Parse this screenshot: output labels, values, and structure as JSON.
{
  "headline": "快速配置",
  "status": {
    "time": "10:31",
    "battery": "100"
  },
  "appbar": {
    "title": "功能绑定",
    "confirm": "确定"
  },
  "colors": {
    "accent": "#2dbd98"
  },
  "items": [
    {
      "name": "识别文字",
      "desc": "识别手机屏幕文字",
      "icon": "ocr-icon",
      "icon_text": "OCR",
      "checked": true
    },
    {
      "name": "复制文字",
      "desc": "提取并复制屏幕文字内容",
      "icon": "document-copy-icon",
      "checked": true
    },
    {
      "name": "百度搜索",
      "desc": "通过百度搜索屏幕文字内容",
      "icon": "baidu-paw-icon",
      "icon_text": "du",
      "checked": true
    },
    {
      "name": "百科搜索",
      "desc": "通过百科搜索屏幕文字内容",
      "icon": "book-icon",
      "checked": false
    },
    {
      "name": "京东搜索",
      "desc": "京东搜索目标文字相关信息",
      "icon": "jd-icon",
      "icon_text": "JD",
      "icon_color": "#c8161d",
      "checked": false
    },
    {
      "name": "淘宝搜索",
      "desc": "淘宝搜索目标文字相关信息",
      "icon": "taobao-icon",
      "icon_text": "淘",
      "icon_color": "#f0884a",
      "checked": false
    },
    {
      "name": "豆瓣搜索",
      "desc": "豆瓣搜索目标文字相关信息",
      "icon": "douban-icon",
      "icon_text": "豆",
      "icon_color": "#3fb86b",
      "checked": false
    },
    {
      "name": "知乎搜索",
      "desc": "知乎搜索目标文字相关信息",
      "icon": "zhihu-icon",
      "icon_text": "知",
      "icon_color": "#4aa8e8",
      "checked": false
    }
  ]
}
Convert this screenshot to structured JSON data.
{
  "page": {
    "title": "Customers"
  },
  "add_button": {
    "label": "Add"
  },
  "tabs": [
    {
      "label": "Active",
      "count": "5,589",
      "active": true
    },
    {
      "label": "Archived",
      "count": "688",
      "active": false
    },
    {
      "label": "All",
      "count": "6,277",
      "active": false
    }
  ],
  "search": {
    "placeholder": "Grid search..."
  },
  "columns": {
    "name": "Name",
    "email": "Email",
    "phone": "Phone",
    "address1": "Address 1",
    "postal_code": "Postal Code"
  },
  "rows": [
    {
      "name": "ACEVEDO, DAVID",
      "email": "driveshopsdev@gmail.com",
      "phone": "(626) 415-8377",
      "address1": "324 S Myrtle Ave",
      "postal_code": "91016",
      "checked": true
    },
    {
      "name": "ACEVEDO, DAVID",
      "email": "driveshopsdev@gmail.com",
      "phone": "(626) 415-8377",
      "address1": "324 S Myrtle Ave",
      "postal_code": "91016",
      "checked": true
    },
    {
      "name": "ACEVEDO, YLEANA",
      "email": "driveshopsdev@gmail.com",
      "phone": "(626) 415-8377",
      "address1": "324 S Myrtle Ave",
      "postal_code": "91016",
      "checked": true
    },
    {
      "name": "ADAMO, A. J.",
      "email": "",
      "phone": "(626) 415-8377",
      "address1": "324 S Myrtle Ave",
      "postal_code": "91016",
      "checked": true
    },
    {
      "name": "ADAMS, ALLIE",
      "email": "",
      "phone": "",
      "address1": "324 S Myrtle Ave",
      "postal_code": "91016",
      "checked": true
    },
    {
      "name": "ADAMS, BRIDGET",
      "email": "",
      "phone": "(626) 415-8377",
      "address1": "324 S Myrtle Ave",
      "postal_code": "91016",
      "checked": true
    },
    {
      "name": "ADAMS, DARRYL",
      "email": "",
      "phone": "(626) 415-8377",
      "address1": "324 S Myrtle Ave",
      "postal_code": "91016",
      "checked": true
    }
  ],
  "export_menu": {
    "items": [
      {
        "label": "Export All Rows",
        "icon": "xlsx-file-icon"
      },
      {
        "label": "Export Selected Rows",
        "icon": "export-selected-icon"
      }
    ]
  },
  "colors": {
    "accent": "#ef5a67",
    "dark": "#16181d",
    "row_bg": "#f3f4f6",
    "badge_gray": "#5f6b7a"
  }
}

___

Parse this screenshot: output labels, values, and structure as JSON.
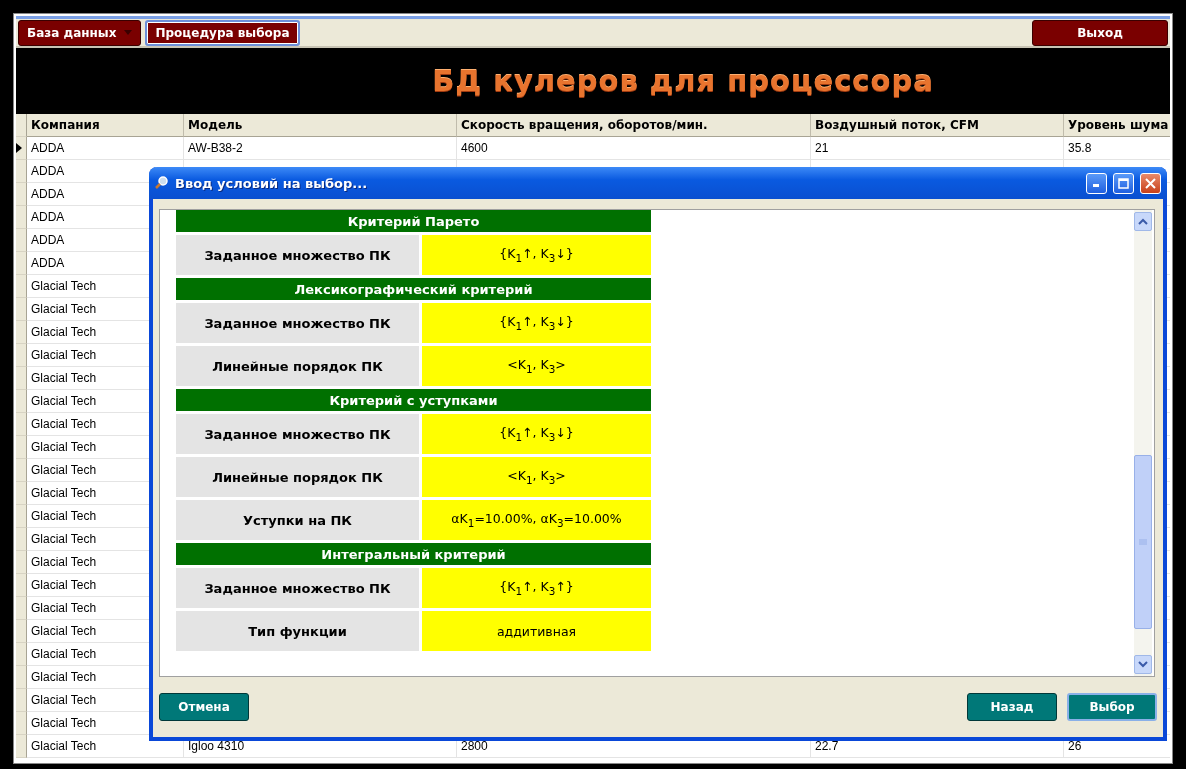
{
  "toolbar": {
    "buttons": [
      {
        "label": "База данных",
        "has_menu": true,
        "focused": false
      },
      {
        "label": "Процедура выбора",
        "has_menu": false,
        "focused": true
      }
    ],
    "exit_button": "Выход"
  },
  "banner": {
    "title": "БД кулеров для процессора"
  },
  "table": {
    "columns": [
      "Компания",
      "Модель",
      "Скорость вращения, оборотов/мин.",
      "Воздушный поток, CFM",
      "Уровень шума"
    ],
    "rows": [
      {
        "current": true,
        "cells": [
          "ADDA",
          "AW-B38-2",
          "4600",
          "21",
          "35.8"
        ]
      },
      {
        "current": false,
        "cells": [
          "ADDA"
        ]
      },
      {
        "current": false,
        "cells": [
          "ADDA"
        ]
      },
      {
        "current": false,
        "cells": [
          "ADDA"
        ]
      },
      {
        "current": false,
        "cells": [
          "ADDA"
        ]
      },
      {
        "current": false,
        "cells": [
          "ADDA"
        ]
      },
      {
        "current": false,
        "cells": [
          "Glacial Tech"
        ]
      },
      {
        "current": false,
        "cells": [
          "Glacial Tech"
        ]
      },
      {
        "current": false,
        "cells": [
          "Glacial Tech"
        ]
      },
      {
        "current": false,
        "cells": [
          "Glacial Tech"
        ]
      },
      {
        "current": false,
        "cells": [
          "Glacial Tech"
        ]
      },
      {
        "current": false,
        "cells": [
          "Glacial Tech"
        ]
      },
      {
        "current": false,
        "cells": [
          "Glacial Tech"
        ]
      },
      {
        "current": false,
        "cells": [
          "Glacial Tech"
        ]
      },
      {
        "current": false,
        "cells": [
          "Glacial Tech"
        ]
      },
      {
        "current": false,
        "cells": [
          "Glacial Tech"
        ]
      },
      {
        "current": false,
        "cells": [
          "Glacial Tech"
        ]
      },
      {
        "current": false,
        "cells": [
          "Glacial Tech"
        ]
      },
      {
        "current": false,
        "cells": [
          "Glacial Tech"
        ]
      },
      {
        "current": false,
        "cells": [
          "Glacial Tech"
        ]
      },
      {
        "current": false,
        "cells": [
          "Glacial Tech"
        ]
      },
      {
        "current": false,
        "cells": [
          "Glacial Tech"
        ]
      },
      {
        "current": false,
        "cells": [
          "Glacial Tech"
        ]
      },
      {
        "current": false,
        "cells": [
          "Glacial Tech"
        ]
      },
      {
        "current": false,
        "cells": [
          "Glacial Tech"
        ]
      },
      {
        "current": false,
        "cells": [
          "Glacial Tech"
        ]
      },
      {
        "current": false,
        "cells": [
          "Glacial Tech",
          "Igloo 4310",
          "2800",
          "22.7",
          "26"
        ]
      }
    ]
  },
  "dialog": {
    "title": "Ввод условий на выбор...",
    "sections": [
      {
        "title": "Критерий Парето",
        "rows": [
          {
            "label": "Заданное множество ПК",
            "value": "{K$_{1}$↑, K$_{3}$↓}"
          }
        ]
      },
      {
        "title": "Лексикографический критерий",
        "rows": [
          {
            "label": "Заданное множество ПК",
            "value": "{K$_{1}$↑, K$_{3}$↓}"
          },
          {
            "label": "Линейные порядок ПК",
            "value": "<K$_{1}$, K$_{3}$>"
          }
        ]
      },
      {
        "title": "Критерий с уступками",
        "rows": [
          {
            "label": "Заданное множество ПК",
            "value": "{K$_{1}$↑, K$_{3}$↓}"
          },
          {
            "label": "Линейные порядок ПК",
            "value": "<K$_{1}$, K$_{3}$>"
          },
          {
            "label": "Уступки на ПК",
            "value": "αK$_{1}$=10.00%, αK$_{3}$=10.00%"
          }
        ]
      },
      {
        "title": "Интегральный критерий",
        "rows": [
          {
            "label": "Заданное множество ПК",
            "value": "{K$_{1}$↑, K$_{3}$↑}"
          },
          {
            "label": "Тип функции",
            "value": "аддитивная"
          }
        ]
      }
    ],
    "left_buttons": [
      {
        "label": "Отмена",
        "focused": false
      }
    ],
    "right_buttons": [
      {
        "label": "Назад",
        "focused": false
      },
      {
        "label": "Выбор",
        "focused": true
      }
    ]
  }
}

___

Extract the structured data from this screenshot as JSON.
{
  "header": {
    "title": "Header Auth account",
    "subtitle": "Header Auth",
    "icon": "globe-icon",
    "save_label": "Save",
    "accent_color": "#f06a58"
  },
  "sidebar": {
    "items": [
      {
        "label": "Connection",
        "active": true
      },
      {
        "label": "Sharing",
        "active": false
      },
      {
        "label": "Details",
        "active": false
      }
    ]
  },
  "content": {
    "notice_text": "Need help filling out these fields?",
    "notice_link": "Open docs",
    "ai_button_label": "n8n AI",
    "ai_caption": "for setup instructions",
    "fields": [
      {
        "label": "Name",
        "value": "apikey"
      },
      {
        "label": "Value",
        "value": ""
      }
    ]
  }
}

___

*What you will do*. Find and copy each line above that includes the string "Auth".

*Result for this exercise*.
    "title": "Header Auth account",
    "subtitle": "Header Auth",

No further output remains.